RECORD EXTRACTS =>

* * * *

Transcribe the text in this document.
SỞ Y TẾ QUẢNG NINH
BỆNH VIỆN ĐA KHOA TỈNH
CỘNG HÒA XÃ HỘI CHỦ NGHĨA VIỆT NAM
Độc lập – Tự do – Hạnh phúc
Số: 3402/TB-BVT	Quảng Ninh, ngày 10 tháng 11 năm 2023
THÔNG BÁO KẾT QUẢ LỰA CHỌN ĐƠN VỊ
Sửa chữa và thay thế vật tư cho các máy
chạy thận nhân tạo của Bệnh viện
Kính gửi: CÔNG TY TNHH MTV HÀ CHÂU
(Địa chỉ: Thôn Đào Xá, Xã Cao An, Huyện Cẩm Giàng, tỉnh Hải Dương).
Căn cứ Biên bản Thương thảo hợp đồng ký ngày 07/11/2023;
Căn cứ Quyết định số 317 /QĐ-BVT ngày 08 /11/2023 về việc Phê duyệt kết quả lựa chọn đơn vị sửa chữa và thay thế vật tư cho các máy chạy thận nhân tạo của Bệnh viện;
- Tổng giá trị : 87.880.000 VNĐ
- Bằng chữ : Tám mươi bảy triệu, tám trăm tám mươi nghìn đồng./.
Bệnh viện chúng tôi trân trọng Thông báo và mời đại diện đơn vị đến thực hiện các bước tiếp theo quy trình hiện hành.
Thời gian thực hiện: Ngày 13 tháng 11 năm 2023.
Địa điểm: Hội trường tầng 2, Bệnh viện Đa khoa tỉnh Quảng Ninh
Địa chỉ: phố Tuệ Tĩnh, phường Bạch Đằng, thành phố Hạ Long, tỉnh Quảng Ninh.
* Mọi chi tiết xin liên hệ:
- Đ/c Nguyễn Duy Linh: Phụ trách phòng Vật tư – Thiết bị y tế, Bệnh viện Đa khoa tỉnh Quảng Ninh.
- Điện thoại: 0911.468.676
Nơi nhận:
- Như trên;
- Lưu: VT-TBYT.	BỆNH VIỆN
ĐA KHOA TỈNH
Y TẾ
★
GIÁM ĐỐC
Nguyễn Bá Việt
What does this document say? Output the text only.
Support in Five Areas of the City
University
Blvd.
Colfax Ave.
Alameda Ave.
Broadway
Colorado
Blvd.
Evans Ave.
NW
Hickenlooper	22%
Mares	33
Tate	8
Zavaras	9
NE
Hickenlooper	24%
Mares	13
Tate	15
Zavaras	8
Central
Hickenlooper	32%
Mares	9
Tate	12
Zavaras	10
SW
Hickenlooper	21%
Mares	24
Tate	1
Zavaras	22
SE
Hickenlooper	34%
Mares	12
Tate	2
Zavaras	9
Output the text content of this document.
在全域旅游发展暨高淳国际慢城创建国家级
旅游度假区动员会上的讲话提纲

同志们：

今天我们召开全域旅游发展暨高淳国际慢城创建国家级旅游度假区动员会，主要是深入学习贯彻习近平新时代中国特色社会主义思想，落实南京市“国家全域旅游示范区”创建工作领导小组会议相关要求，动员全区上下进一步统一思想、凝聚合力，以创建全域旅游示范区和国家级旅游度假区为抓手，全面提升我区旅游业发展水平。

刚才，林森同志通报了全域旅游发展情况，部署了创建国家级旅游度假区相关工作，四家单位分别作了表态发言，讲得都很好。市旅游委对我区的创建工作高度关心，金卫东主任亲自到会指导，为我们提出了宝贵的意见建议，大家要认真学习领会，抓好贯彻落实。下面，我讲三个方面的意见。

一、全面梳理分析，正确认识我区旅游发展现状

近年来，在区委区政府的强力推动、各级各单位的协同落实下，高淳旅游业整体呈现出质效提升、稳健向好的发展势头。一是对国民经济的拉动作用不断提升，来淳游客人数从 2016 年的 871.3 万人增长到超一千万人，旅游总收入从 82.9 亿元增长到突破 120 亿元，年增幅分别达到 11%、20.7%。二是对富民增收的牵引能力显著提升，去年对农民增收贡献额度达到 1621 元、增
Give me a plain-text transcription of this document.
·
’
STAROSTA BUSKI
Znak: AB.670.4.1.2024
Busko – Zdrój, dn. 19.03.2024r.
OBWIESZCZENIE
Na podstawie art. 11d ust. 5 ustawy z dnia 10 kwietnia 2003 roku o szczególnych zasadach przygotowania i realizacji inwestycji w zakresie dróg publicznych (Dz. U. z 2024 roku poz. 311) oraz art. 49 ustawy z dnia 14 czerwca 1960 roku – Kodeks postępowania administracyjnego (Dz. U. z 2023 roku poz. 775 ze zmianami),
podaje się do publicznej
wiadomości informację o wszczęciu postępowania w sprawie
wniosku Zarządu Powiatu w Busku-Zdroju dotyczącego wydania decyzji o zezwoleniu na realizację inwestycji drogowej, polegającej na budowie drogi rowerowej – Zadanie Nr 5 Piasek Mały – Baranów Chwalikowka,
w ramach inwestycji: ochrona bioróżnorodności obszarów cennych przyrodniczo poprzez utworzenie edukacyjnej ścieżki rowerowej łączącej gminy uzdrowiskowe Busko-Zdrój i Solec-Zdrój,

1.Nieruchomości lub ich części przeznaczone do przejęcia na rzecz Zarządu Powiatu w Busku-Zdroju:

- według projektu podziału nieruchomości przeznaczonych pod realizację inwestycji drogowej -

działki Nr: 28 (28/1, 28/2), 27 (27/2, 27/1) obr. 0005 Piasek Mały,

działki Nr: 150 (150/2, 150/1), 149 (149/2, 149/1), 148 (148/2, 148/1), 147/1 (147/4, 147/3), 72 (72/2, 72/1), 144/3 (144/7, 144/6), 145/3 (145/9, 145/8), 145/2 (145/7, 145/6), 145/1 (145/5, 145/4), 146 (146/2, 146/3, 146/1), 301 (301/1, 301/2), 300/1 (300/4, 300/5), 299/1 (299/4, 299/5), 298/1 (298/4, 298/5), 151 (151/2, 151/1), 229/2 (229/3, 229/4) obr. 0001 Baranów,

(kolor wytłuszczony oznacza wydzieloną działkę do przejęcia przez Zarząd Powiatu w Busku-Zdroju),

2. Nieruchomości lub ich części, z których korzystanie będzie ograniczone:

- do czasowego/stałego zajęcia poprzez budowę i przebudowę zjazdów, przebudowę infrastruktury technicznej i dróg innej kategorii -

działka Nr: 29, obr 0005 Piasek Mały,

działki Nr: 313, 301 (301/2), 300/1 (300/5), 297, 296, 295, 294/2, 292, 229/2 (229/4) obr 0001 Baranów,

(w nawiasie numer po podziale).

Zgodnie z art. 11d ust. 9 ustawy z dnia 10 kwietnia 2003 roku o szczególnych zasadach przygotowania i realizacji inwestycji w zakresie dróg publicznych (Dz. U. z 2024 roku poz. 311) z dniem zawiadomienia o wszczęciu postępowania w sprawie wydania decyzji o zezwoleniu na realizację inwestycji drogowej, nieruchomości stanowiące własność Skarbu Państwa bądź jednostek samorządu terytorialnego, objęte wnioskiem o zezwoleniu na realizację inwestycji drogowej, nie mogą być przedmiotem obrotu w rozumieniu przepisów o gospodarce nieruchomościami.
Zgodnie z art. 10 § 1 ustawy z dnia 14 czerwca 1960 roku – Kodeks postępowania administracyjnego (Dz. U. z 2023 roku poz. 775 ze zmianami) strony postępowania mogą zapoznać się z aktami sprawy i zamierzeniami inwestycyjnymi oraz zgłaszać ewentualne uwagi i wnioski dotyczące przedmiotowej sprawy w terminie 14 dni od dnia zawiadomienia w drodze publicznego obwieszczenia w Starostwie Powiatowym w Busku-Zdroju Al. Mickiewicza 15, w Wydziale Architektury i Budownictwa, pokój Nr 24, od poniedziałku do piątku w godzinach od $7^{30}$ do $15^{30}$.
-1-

* * * *

REQUIREMENT =>
Gather every line containing the word "chạy" and copy it.

RESPONSE TO THIS TASK =>
chạy thận nhân tạo của Bệnh viện
Căn cứ Quyết định số 317 /QĐ-BVT ngày 08 /11/2023 về việc Phê duyệt kết quả lựa chọn đơn vị sửa chữa và thay thế vật tư cho các máy chạy thận nhân tạo của Bệnh viện;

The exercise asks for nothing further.